── Supplied material

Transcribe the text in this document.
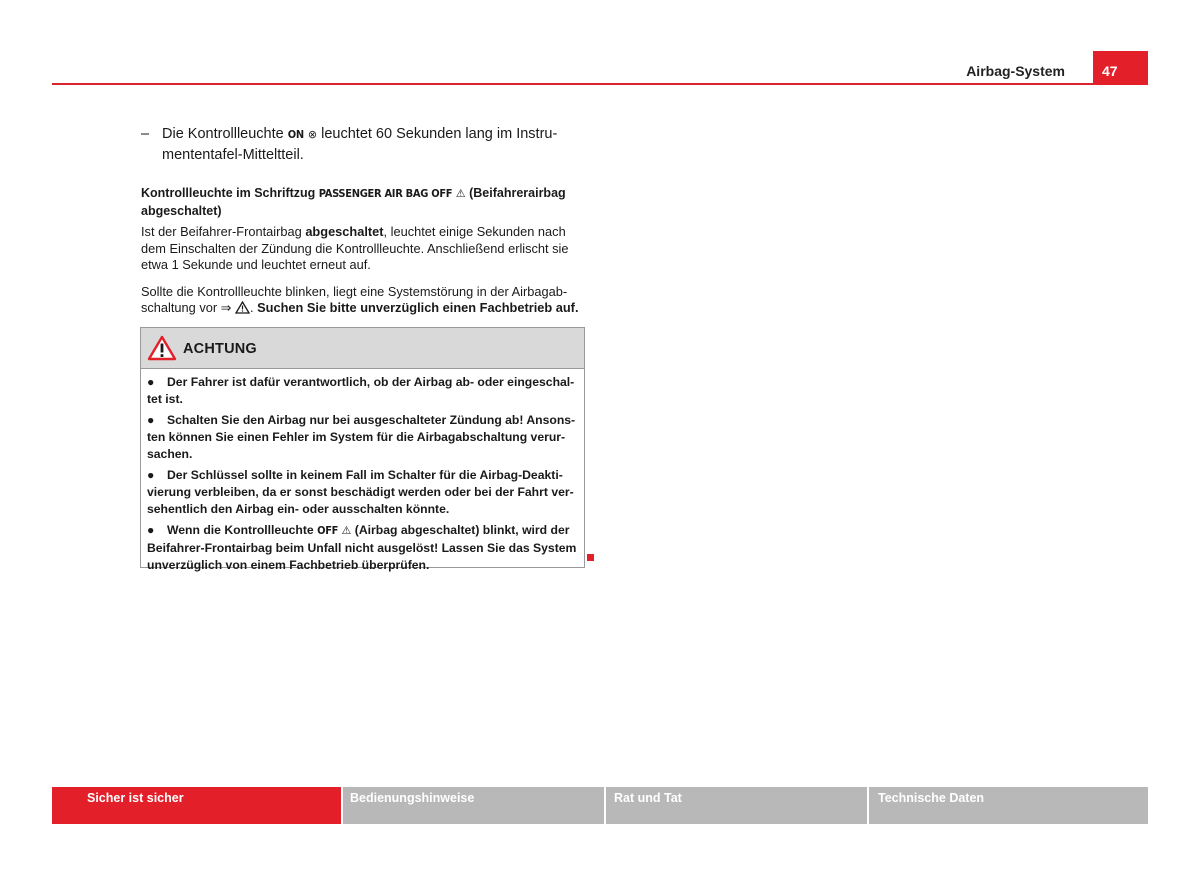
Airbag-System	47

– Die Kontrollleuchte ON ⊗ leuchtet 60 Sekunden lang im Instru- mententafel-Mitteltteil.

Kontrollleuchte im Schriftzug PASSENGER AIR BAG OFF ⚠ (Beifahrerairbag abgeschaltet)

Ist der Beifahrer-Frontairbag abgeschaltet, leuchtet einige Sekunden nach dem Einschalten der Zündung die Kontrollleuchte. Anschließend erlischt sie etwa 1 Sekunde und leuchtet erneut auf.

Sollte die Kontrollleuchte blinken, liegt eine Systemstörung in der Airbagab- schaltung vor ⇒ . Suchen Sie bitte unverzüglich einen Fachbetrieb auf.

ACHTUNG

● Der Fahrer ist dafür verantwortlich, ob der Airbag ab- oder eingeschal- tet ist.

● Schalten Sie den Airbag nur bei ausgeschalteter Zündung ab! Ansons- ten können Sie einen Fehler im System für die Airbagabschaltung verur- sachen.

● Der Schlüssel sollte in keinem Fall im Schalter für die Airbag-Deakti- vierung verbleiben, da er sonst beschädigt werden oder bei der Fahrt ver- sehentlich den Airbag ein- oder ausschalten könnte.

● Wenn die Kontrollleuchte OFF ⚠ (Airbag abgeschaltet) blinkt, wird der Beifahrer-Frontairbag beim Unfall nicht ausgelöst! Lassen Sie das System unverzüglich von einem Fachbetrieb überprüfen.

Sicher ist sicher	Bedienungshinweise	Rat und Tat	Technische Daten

────

- What is being asked
Scan the material above. Copy each line where "Kontrollleuchte" occurs.

- The output
– Die Kontrollleuchte ON ⊗ leuchtet 60 Sekunden lang im Instru- mententafel-Mitteltteil.
Kontrollleuchte im Schriftzug PASSENGER AIR BAG OFF ⚠ (Beifahrerairbag abgeschaltet)
Ist der Beifahrer-Frontairbag abgeschaltet, leuchtet einige Sekunden nach dem Einschalten der Zündung die Kontrollleuchte. Anschließend erlischt sie etwa 1 Sekunde und leuchtet erneut auf.
Sollte die Kontrollleuchte blinken, liegt eine Systemstörung in der Airbagab- schaltung vor ⇒ . Suchen Sie bitte unverzüglich einen Fachbetrieb auf.
● Wenn die Kontrollleuchte OFF ⚠ (Airbag abgeschaltet) blinkt, wird der Beifahrer-Frontairbag beim Unfall nicht ausgelöst! Lassen Sie das System unverzüglich von einem Fachbetrieb überprüfen.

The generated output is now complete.